--- Provided records ---

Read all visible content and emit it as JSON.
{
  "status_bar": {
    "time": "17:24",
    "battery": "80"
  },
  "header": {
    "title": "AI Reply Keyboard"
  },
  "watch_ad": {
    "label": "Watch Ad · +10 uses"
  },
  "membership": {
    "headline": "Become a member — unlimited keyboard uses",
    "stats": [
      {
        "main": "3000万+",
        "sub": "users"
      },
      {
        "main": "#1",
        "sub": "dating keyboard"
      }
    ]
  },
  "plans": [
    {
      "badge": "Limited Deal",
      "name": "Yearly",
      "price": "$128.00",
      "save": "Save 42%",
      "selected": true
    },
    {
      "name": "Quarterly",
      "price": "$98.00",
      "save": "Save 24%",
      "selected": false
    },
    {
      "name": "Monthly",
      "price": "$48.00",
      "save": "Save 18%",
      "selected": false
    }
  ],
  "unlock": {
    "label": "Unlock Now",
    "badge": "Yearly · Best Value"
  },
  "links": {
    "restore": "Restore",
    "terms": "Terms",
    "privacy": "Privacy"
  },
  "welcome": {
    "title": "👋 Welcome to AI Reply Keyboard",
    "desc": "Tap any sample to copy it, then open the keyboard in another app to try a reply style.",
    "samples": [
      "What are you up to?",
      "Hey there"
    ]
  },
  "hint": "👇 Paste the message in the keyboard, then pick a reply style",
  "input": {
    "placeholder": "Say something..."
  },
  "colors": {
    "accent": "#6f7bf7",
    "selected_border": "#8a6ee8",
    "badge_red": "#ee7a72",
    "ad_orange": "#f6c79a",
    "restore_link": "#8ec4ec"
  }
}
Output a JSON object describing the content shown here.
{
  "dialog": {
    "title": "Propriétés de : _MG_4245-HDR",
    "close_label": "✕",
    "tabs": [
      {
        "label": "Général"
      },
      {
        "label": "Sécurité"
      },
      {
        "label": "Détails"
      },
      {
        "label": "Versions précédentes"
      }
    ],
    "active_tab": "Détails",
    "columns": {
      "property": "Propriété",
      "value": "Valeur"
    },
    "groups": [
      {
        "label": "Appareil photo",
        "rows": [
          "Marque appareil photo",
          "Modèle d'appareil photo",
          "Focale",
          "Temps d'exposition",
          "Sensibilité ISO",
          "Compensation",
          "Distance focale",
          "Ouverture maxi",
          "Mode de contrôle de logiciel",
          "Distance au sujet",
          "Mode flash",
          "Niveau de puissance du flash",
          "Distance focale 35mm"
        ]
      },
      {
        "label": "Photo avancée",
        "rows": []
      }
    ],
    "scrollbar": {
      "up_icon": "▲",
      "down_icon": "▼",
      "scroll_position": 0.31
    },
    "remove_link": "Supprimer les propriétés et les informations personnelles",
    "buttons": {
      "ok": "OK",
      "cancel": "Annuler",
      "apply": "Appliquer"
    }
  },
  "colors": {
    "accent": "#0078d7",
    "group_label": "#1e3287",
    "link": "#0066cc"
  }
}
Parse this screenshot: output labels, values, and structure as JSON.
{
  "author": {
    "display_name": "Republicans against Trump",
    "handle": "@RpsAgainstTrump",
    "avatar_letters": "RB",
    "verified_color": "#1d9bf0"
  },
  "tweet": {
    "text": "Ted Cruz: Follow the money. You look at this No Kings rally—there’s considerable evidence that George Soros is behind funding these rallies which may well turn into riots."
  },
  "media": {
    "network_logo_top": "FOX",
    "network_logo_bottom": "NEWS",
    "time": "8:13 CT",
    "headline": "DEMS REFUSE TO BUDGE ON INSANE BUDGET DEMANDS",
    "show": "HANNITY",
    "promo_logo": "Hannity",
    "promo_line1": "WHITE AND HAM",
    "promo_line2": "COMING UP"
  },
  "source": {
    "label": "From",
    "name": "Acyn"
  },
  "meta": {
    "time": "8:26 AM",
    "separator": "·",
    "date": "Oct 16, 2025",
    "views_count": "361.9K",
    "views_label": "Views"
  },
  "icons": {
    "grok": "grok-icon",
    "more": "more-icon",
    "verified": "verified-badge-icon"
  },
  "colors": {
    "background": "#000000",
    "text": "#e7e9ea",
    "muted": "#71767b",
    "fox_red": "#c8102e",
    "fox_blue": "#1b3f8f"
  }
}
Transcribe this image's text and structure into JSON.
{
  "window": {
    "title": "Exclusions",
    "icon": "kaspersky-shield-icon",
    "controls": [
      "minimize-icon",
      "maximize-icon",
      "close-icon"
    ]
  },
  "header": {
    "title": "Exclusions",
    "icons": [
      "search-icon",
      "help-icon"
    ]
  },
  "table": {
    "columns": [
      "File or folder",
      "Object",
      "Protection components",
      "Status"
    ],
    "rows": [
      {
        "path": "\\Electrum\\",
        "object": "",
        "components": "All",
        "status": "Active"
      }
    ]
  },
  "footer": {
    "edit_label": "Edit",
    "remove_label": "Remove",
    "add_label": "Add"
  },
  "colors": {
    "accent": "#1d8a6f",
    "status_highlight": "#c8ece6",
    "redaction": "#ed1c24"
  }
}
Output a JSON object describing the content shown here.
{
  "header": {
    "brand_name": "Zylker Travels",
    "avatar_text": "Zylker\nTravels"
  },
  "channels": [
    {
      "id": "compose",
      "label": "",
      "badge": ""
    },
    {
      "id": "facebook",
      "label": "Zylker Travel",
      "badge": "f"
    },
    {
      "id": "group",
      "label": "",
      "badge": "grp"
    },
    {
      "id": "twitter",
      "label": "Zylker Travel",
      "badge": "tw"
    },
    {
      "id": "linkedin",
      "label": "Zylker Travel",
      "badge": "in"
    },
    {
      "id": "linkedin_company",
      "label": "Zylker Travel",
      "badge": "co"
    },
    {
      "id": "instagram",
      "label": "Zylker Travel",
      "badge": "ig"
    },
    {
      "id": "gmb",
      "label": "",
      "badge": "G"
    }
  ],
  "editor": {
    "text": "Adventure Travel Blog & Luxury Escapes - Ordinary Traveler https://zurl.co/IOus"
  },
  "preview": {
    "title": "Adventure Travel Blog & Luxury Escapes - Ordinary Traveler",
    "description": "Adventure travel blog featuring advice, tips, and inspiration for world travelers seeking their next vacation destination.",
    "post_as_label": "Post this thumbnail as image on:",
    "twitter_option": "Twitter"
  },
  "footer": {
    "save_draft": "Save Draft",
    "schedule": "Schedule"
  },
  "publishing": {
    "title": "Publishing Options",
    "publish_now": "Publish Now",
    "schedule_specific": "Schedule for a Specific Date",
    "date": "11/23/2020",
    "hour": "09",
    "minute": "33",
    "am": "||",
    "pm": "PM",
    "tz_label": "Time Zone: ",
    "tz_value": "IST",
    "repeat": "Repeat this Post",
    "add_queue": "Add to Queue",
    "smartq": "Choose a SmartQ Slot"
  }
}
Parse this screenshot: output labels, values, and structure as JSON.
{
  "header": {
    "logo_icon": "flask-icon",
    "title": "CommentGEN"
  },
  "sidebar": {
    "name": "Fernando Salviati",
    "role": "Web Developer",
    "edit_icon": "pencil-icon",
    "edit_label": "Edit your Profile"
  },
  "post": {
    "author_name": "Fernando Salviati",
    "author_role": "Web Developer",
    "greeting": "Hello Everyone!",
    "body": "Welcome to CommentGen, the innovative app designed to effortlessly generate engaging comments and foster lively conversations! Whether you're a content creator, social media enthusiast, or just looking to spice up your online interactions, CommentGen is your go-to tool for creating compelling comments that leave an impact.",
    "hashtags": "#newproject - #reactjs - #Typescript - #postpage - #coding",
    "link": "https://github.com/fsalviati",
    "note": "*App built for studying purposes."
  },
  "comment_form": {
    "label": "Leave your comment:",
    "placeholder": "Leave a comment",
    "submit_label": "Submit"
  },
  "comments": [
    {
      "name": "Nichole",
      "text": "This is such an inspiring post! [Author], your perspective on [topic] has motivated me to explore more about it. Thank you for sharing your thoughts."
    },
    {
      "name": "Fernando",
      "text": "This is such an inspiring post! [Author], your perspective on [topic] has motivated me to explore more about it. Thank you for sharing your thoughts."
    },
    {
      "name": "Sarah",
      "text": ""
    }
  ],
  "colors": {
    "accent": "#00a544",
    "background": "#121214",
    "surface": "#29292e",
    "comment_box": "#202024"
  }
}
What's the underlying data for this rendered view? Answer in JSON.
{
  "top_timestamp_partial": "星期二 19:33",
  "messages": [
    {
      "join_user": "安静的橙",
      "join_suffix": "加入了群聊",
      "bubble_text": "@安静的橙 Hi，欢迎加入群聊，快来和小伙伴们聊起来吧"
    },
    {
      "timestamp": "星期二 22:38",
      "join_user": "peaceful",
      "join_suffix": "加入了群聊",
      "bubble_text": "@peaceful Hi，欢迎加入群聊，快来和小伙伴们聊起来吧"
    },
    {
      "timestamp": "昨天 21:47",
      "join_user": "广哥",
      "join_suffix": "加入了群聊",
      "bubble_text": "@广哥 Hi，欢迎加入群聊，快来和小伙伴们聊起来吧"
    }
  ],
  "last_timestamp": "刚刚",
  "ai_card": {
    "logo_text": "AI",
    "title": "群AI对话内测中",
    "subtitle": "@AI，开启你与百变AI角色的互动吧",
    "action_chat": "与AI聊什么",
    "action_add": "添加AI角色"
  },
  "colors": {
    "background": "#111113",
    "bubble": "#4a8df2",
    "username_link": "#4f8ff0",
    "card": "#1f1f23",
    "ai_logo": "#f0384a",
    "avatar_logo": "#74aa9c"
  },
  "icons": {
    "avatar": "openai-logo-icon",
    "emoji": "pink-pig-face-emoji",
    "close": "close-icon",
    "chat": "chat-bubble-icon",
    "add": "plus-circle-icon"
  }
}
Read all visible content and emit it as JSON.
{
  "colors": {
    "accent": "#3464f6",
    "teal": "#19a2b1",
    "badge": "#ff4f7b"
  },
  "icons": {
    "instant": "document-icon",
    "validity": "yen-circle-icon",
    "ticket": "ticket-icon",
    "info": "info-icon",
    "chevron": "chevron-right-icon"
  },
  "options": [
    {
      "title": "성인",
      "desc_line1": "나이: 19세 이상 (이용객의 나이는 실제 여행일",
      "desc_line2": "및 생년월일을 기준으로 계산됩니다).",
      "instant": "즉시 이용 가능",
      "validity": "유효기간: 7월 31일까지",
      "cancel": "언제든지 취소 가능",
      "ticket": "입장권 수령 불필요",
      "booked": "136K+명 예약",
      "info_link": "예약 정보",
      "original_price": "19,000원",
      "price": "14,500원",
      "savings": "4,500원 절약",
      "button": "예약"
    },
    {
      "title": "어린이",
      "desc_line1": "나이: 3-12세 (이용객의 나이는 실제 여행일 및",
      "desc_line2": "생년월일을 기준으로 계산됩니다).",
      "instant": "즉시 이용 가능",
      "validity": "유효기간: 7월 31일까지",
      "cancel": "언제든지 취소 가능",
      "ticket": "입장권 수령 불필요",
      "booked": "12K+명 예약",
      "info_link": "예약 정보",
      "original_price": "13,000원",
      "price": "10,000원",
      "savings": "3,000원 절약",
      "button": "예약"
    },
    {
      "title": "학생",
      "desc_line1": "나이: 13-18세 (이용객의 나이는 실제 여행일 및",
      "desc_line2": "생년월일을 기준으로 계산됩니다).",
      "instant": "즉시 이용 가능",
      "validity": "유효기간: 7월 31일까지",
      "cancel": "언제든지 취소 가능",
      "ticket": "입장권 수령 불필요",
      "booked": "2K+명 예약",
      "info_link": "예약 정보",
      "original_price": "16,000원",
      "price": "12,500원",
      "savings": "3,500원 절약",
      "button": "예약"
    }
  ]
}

---

**Instruction:**
Report all lines of the data above that include the string "headline".

**Complete output:**
    "headline": "Become a member — unlimited keyboard uses",
    "headline": "DEMS REFUSE TO BUDGE ON INSANE BUDGET DEMANDS",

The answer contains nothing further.